WHAT THE TASK REQUIRES
Your task is to filter the data below down to the lines holding "this".

INFORMATION PROVIDED
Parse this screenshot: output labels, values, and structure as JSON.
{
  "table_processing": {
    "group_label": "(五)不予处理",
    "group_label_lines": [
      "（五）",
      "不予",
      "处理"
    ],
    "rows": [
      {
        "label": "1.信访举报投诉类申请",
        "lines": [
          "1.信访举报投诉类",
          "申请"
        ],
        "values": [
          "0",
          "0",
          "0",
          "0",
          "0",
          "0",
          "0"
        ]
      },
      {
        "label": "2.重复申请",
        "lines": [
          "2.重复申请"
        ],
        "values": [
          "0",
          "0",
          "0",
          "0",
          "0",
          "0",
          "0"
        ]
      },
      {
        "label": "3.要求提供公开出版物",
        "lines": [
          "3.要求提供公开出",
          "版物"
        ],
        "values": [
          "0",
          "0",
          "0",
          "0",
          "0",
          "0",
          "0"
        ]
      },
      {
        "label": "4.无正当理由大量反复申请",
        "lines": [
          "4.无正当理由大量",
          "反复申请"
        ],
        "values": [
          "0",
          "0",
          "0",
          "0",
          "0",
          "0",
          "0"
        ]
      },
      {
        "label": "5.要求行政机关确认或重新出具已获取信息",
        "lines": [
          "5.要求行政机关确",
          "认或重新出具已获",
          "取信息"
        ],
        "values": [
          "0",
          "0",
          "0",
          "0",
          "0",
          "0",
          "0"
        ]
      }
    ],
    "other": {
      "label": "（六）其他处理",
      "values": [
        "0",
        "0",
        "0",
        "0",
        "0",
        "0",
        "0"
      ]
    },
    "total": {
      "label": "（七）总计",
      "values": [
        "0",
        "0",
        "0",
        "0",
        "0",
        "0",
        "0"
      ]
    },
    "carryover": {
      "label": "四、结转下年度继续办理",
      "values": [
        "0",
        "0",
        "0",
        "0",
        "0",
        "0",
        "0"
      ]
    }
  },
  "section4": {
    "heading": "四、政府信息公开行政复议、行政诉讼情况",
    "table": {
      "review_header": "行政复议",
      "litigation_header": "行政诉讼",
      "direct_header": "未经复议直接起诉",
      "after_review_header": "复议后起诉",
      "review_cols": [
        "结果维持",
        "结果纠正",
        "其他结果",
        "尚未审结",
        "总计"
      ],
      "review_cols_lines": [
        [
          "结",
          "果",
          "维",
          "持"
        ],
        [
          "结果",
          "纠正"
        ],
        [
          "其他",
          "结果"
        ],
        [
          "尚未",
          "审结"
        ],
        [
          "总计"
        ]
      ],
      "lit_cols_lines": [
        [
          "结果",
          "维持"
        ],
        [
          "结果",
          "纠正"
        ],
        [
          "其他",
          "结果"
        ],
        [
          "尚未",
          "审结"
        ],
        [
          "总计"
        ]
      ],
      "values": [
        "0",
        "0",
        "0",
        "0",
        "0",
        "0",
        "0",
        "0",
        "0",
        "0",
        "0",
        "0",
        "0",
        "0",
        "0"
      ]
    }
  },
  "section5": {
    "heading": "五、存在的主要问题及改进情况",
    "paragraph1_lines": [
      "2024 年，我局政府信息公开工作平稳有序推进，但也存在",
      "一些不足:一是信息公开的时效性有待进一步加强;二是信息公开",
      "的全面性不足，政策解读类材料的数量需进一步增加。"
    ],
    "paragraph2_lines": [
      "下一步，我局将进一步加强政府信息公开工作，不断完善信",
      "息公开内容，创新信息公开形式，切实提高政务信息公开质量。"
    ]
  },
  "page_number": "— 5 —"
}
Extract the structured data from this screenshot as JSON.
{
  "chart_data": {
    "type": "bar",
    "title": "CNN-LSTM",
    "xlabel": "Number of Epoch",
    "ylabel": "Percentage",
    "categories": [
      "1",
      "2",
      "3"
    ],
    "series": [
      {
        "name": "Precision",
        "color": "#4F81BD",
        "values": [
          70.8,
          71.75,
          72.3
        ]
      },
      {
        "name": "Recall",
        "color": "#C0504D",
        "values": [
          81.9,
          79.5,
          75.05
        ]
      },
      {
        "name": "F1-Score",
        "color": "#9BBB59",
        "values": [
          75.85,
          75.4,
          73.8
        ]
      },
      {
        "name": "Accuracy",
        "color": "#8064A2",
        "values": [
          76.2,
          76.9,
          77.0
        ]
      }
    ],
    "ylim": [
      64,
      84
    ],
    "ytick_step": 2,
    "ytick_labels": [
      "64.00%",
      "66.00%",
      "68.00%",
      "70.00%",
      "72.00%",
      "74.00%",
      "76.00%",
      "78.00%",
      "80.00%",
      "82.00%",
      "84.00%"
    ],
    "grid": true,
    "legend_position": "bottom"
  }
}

EXPECTED ANSWER
Parse this screenshot: output labels, values, and structure as JSON.
Extract the structured data from this screenshot as JSON.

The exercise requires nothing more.